## BEGIN MATERIAL SHOWN
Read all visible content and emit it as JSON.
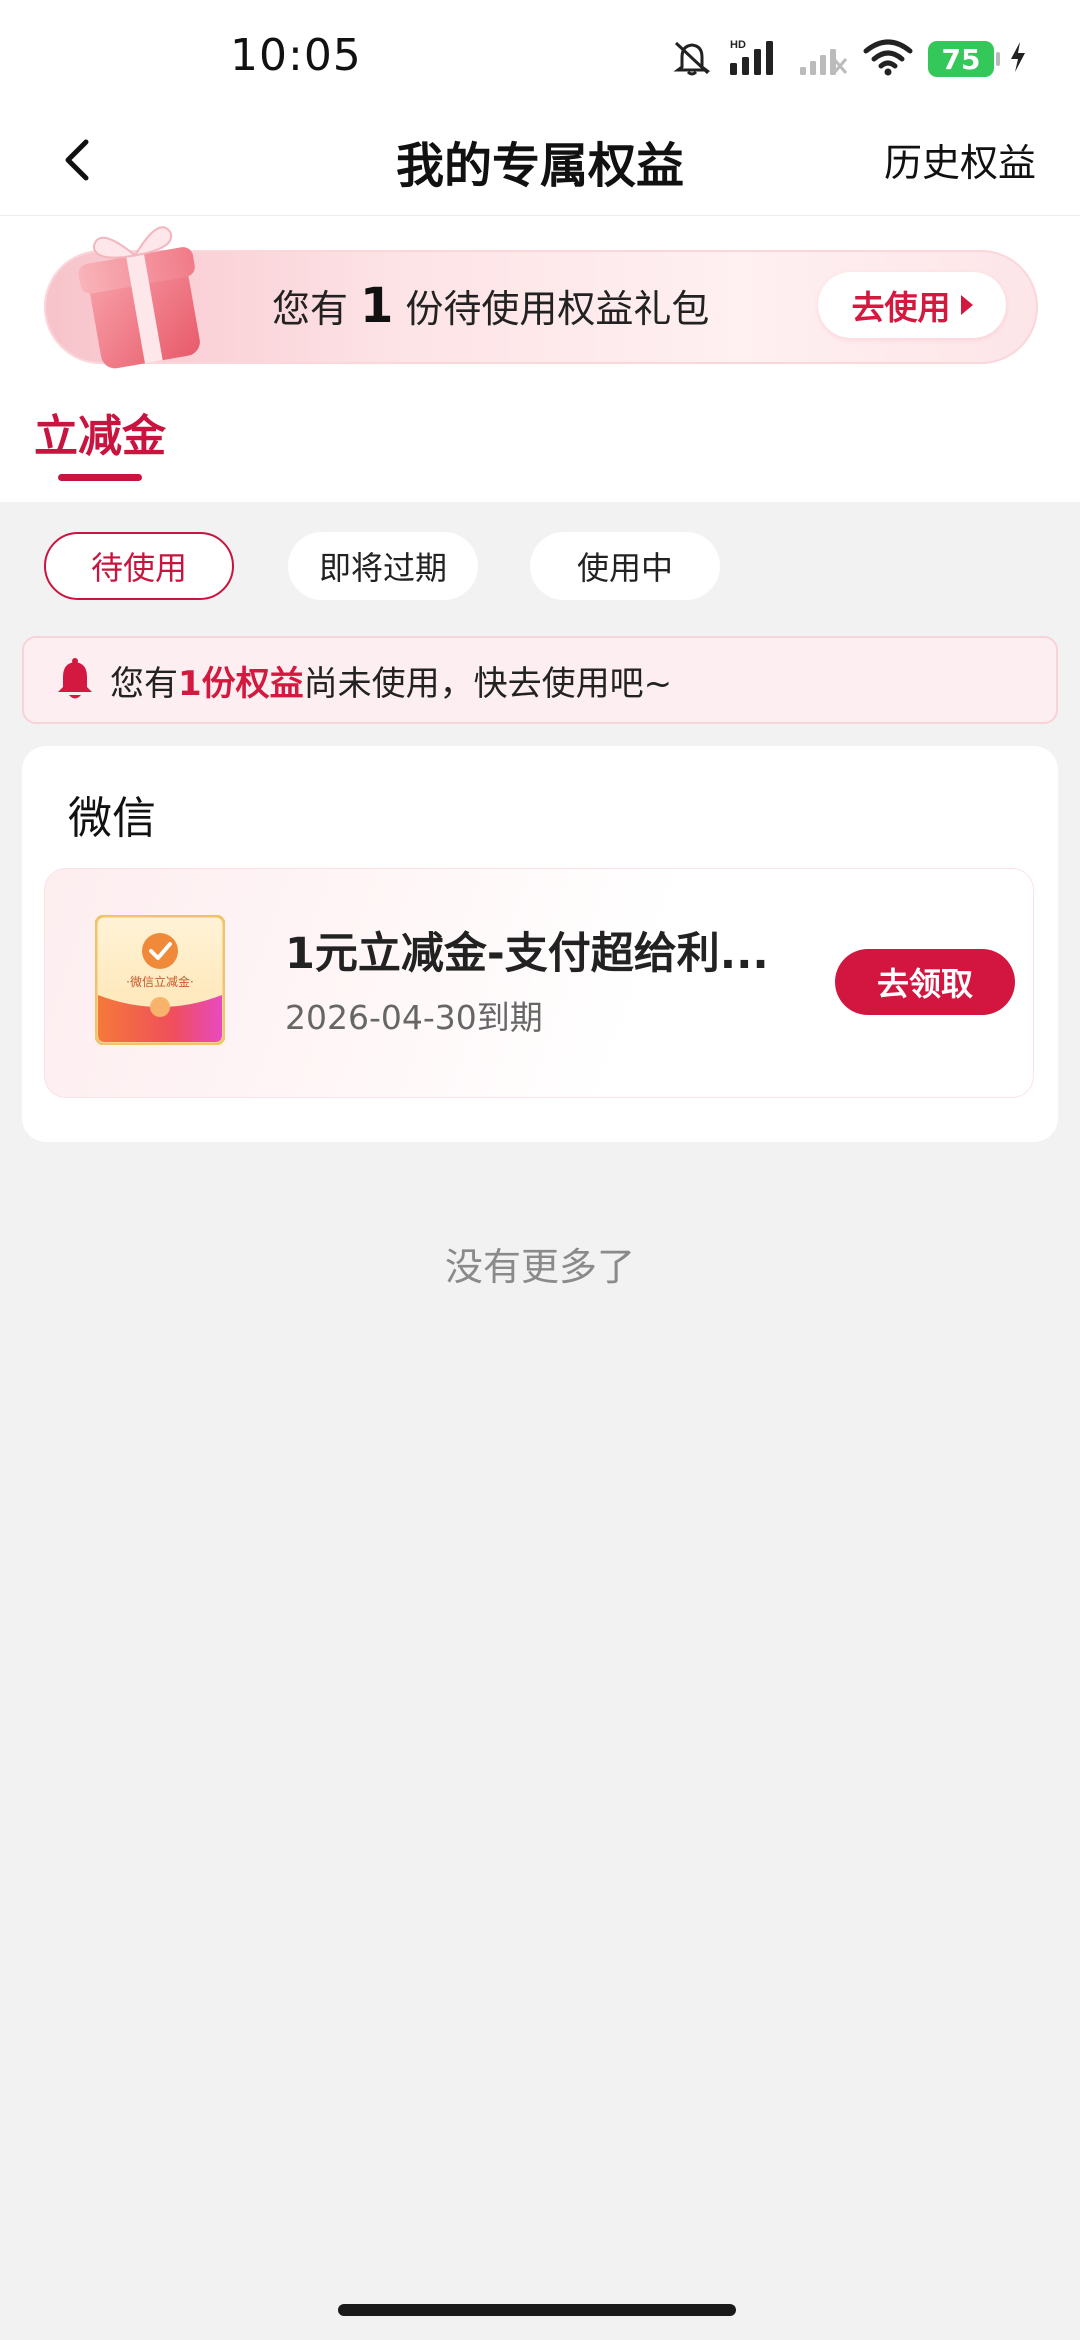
{
  "status_bar": {
    "time": "10:05",
    "network_label": "HD",
    "battery": "75",
    "icons": [
      "mute-icon",
      "signal-icon",
      "signal-2-icon",
      "wifi-icon",
      "battery-icon",
      "charging-icon"
    ]
  },
  "nav": {
    "title": "我的专属权益",
    "right_link": "历史权益",
    "back_icon": "chevron-left-icon"
  },
  "banner": {
    "prefix": "您有",
    "count": "1",
    "suffix": "份待使用权益礼包",
    "button_label": "去使用",
    "icon": "gift-icon"
  },
  "main_tab": {
    "label": "立减金"
  },
  "filters": [
    {
      "label": "待使用",
      "active": true
    },
    {
      "label": "即将过期",
      "active": false
    },
    {
      "label": "使用中",
      "active": false
    }
  ],
  "notice": {
    "prefix": "您有",
    "highlight": "1份权益",
    "suffix": "尚未使用，快去使用吧~",
    "icon": "bell-icon"
  },
  "card": {
    "title": "微信",
    "coupon": {
      "name": "1元立减金-支付超给利...",
      "expiry": "2026-04-30到期",
      "image_caption": "·微信立减金·",
      "button_label": "去领取"
    }
  },
  "footer": {
    "no_more": "没有更多了"
  },
  "colors": {
    "accent": "#c8143f",
    "button_red": "#d3163f",
    "background": "#f2f2f2",
    "battery_green": "#34c759"
  }
}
## END MATERIAL SHOWN
— TASK —
Transcribe every record above exactly, leaving out the pictures.

— TASK OUTPUT —
Read all visible content and emit it as JSON.
{
  "status_bar": {
    "time": "10:05",
    "network_label": "HD",
    "battery": "75",
    "icons": [
      "mute-icon",
      "signal-icon",
      "signal-2-icon",
      "wifi-icon",
      "battery-icon",
      "charging-icon"
    ]
  },
  "nav": {
    "title": "我的专属权益",
    "right_link": "历史权益",
    "back_icon": "chevron-left-icon"
  },
  "banner": {
    "prefix": "您有",
    "count": "1",
    "suffix": "份待使用权益礼包",
    "button_label": "去使用",
    "icon": "gift-icon"
  },
  "main_tab": {
    "label": "立减金"
  },
  "filters": [
    {
      "label": "待使用",
      "active": true
    },
    {
      "label": "即将过期",
      "active": false
    },
    {
      "label": "使用中",
      "active": false
    }
  ],
  "notice": {
    "prefix": "您有",
    "highlight": "1份权益",
    "suffix": "尚未使用，快去使用吧~",
    "icon": "bell-icon"
  },
  "card": {
    "title": "微信",
    "coupon": {
      "name": "1元立减金-支付超给利...",
      "expiry": "2026-04-30到期",
      "image_caption": "·微信立减金·",
      "button_label": "去领取"
    }
  },
  "footer": {
    "no_more": "没有更多了"
  },
  "colors": {
    "accent": "#c8143f",
    "button_red": "#d3163f",
    "background": "#f2f2f2",
    "battery_green": "#34c759"
  }
}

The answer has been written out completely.